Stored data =
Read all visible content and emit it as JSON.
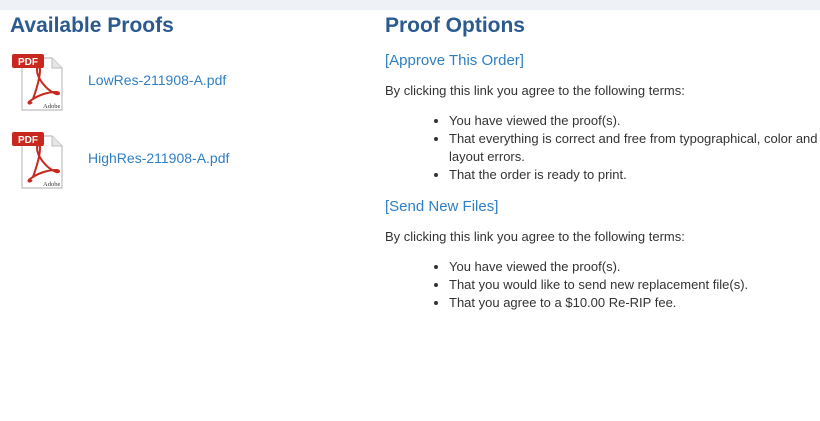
{
  "available_proofs": {
    "title": "Available Proofs",
    "files": [
      {
        "name": "LowRes-211908-A.pdf",
        "icon": "pdf-file-icon",
        "badge": "PDF",
        "brand": "Adobe"
      },
      {
        "name": "HighRes-211908-A.pdf",
        "icon": "pdf-file-icon",
        "badge": "PDF",
        "brand": "Adobe"
      }
    ]
  },
  "proof_options": {
    "title": "Proof Options",
    "approve": {
      "link": "[Approve This Order]",
      "intro": "By clicking this link you agree to the following terms:",
      "terms": [
        "You have viewed the proof(s).",
        "That everything is correct and free from typographical, color and layout errors.",
        "That the order is ready to print."
      ]
    },
    "send_new": {
      "link": "[Send New Files]",
      "intro": "By clicking this link you agree to the following terms:",
      "terms": [
        "You have viewed the proof(s).",
        "That you would like to send new replacement file(s).",
        "That you agree to a $10.00 Re-RIP fee."
      ]
    }
  },
  "colors": {
    "heading": "#2b5a8f",
    "link": "#2f7fc4",
    "pdf_badge": "#c8281e"
  }
}
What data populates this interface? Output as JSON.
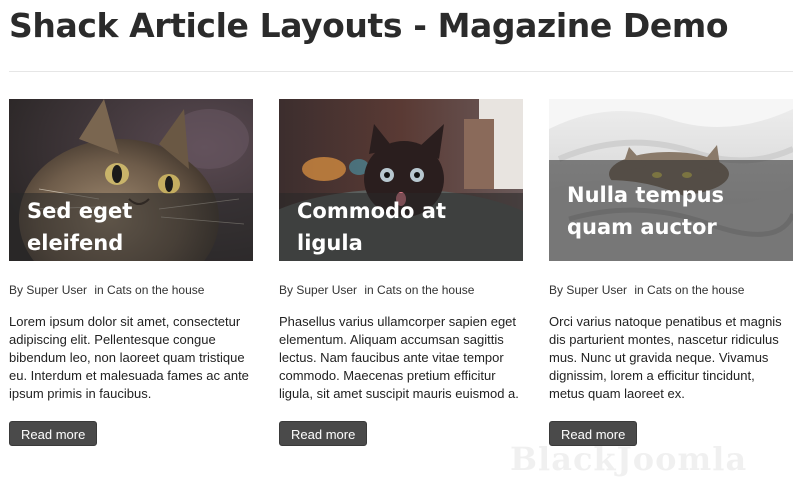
{
  "page": {
    "title": "Shack Article Layouts - Magazine Demo"
  },
  "articles": [
    {
      "headline": "Sed eget eleifend",
      "author": "By Super User",
      "category": "in Cats on the house",
      "body": "Lorem ipsum dolor sit amet, consectetur adipiscing elit. Pellentesque congue bibendum leo, non laoreet quam tristique eu. Interdum et malesuada fames ac ante ipsum primis in faucibus.",
      "read_more": "Read more",
      "image": "tabby-cat-photo"
    },
    {
      "headline": "Commodo at ligula",
      "author": "By Super User",
      "category": "in Cats on the house",
      "body": "Phasellus varius ullamcorper sapien eget elementum. Aliquam accumsan sagittis lectus. Nam faucibus ante vitae tempor commodo. Maecenas pretium efficitur ligula, sit amet suscipit mauris euismod a.",
      "read_more": "Read more",
      "image": "black-kitten-photo"
    },
    {
      "headline": "Nulla tempus quam auctor",
      "author": "By Super User",
      "category": "in Cats on the house",
      "body": "Orci varius natoque penatibus et magnis dis parturient montes, nascetur ridiculus mus. Nunc ut gravida neque. Vivamus dignissim, lorem a efficitur tincidunt, metus quam laoreet ex.",
      "read_more": "Read more",
      "image": "cat-under-blanket-photo"
    }
  ],
  "watermark": "BlackJoomla"
}
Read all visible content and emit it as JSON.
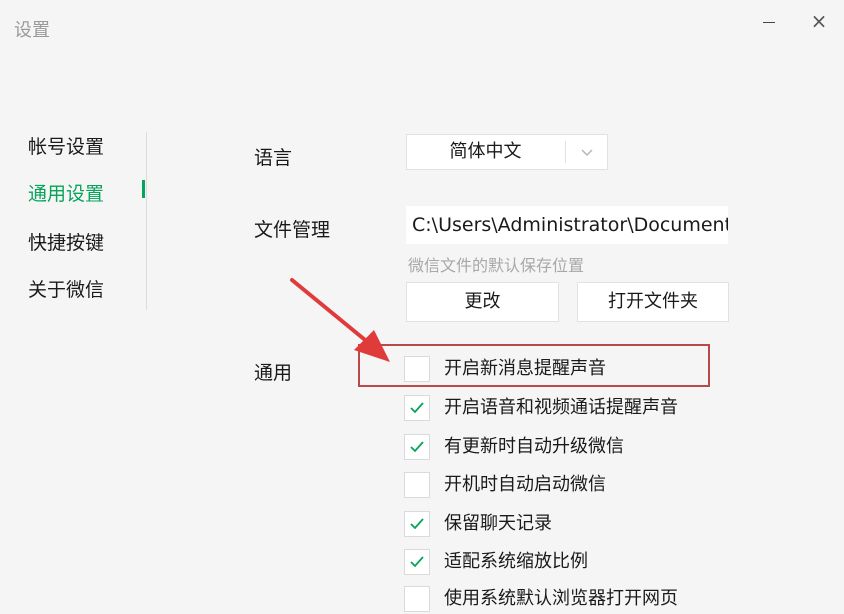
{
  "window": {
    "title": "设置"
  },
  "sidebar": {
    "items": [
      {
        "label": "帐号设置",
        "active": false
      },
      {
        "label": "通用设置",
        "active": true
      },
      {
        "label": "快捷按键",
        "active": false
      },
      {
        "label": "关于微信",
        "active": false
      }
    ]
  },
  "settings": {
    "language_label": "语言",
    "language_value": "简体中文",
    "file_label": "文件管理",
    "file_path": "C:\\Users\\Administrator\\Documents\\WeChat Files",
    "file_hint": "微信文件的默认保存位置",
    "change_button": "更改",
    "open_folder_button": "打开文件夹",
    "general_label": "通用",
    "options": [
      {
        "label": "开启新消息提醒声音",
        "checked": false
      },
      {
        "label": "开启语音和视频通话提醒声音",
        "checked": true
      },
      {
        "label": "有更新时自动升级微信",
        "checked": true
      },
      {
        "label": "开机时自动启动微信",
        "checked": false
      },
      {
        "label": "保留聊天记录",
        "checked": true
      },
      {
        "label": "适配系统缩放比例",
        "checked": true
      },
      {
        "label": "使用系统默认浏览器打开网页",
        "checked": false
      }
    ]
  },
  "colors": {
    "accent": "#07a35a",
    "highlight": "#b84a4a",
    "arrow": "#e03b3b"
  }
}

EXERCISE REQUIREMENTS =
Transcribe the records verbatim and omit the images.

ANSWER TO THE EXERCISE =
Read all visible content and emit it as JSON.
{
  "available_proofs": {
    "title": "Available Proofs",
    "files": [
      {
        "name": "LowRes-211908-A.pdf",
        "icon": "pdf-file-icon",
        "badge": "PDF",
        "brand": "Adobe"
      },
      {
        "name": "HighRes-211908-A.pdf",
        "icon": "pdf-file-icon",
        "badge": "PDF",
        "brand": "Adobe"
      }
    ]
  },
  "proof_options": {
    "title": "Proof Options",
    "approve": {
      "link": "[Approve This Order]",
      "intro": "By clicking this link you agree to the following terms:",
      "terms": [
        "You have viewed the proof(s).",
        "That everything is correct and free from typographical, color and layout errors.",
        "That the order is ready to print."
      ]
    },
    "send_new": {
      "link": "[Send New Files]",
      "intro": "By clicking this link you agree to the following terms:",
      "terms": [
        "You have viewed the proof(s).",
        "That you would like to send new replacement file(s).",
        "That you agree to a $10.00 Re-RIP fee."
      ]
    }
  },
  "colors": {
    "heading": "#2b5a8f",
    "link": "#2f7fc4",
    "pdf_badge": "#c8281e"
  }
}
What data populates this interface? Output as JSON.
{
  "page": {
    "title": "Shack Article Layouts - Magazine Demo"
  },
  "articles": [
    {
      "headline": "Sed eget eleifend",
      "author": "By Super User",
      "category": "in Cats on the house",
      "body": "Lorem ipsum dolor sit amet, consectetur adipiscing elit. Pellentesque congue bibendum leo, non laoreet quam tristique eu. Interdum et malesuada fames ac ante ipsum primis in faucibus.",
      "read_more": "Read more",
      "image": "tabby-cat-photo"
    },
    {
      "headline": "Commodo at ligula",
      "author": "By Super User",
      "category": "in Cats on the house",
      "body": "Phasellus varius ullamcorper sapien eget elementum. Aliquam accumsan sagittis lectus. Nam faucibus ante vitae tempor commodo. Maecenas pretium efficitur ligula, sit amet suscipit mauris euismod a.",
      "read_more": "Read more",
      "image": "black-kitten-photo"
    },
    {
      "headline": "Nulla tempus quam auctor",
      "author": "By Super User",
      "category": "in Cats on the house",
      "body": "Orci varius natoque penatibus et magnis dis parturient montes, nascetur ridiculus mus. Nunc ut gravida neque. Vivamus dignissim, lorem a efficitur tincidunt, metus quam laoreet ex.",
      "read_more": "Read more",
      "image": "cat-under-blanket-photo"
    }
  ],
  "watermark": "BlackJoomla"
}
Read all visible content and emit it as JSON.
{
  "window": {
    "title": "设置"
  },
  "sidebar": {
    "items": [
      {
        "label": "帐号设置",
        "active": false
      },
      {
        "label": "通用设置",
        "active": true
      },
      {
        "label": "快捷按键",
        "active": false
      },
      {
        "label": "关于微信",
        "active": false
      }
    ]
  },
  "settings": {
    "language_label": "语言",
    "language_value": "简体中文",
    "file_label": "文件管理",
    "file_path": "C:\\Users\\Administrator\\Documents\\WeChat Files",
    "file_hint": "微信文件的默认保存位置",
    "change_button": "更改",
    "open_folder_button": "打开文件夹",
    "general_label": "通用",
    "options": [
      {
        "label": "开启新消息提醒声音",
        "checked": false
      },
      {
        "label": "开启语音和视频通话提醒声音",
        "checked": true
      },
      {
        "label": "有更新时自动升级微信",
        "checked": true
      },
      {
        "label": "开机时自动启动微信",
        "checked": false
      },
      {
        "label": "保留聊天记录",
        "checked": true
      },
      {
        "label": "适配系统缩放比例",
        "checked": true
      },
      {
        "label": "使用系统默认浏览器打开网页",
        "checked": false
      }
    ]
  },
  "colors": {
    "accent": "#07a35a",
    "highlight": "#b84a4a",
    "arrow": "#e03b3b"
  }
}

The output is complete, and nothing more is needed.